## Stored data
------------------------
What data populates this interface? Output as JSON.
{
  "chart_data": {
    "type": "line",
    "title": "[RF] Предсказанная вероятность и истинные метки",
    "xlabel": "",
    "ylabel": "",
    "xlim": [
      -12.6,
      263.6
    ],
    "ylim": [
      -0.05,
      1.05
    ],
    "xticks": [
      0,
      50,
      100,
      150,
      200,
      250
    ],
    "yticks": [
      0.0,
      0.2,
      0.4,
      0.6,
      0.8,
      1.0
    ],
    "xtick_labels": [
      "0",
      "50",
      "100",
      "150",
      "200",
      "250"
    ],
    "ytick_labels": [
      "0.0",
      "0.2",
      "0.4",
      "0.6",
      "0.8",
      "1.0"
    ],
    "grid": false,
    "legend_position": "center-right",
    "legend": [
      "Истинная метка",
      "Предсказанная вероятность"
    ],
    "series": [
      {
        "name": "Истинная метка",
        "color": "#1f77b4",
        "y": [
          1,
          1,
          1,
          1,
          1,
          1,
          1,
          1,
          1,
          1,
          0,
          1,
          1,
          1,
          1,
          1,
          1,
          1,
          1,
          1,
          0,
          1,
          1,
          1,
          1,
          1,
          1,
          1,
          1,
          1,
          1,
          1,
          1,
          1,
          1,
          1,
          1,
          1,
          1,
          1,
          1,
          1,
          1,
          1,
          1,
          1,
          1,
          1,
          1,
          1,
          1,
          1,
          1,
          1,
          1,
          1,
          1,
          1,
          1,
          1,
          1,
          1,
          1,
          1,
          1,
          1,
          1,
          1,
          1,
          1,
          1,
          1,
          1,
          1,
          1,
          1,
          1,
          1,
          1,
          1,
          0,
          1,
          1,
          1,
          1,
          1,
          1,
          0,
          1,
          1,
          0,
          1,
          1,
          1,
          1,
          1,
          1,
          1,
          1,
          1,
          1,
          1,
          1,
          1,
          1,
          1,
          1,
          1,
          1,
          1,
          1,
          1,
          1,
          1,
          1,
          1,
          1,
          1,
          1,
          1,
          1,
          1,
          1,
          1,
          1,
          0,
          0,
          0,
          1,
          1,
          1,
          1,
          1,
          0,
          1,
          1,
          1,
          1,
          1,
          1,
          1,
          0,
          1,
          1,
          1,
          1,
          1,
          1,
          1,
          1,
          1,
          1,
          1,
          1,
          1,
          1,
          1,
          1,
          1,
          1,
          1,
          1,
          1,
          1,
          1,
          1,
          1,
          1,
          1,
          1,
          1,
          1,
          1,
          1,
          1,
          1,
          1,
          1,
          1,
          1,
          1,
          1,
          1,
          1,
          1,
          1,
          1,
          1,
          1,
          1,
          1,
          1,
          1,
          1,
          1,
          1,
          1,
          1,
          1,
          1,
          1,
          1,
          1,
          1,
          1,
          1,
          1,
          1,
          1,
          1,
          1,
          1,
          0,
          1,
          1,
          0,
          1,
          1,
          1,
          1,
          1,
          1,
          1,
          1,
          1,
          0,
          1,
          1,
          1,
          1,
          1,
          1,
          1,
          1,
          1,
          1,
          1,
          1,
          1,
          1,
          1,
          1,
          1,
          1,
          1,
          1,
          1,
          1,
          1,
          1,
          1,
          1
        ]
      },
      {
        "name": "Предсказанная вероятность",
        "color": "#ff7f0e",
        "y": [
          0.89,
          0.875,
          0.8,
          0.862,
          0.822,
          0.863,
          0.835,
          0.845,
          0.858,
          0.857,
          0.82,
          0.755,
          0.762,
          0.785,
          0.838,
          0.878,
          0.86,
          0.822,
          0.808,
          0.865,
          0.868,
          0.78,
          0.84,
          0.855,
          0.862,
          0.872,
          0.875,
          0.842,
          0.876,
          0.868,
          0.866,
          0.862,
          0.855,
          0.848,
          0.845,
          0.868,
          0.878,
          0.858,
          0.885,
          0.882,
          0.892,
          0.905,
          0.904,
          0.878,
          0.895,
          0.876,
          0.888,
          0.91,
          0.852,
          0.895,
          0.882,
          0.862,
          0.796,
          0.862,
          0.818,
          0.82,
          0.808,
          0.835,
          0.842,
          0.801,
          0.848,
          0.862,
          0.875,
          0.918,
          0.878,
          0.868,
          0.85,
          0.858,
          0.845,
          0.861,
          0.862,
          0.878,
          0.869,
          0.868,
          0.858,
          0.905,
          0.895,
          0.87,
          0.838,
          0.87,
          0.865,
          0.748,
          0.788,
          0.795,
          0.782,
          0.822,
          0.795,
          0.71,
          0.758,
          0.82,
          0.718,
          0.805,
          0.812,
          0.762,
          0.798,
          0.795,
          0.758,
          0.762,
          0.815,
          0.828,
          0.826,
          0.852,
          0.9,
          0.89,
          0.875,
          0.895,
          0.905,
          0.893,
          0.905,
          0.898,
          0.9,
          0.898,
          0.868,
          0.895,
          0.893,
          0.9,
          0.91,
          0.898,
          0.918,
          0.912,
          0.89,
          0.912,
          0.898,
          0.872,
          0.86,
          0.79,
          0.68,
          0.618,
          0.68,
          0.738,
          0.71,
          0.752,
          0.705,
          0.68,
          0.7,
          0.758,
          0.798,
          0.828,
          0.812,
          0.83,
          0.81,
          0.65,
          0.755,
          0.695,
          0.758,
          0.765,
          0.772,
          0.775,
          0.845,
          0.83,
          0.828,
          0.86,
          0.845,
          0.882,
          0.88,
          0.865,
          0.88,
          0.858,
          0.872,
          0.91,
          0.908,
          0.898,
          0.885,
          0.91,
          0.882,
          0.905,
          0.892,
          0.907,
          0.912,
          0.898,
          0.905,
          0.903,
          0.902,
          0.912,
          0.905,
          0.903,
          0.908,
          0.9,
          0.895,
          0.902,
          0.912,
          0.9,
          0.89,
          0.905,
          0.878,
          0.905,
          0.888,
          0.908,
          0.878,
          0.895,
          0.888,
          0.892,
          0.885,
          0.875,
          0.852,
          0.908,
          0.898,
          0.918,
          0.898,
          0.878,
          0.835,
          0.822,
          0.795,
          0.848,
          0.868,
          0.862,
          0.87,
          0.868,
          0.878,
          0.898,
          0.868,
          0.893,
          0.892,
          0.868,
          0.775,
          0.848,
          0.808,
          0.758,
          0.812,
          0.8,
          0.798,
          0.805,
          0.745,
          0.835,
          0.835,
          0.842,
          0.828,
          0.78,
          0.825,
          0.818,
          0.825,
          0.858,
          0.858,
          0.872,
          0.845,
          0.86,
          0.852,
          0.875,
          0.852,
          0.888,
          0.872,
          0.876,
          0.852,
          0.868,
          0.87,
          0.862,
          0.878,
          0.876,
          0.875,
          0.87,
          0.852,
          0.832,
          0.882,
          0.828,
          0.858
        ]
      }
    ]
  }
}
------------------------
## Given task
Provide only the number of lines in the records containing the string "Предсказанная".

## Complete answer
3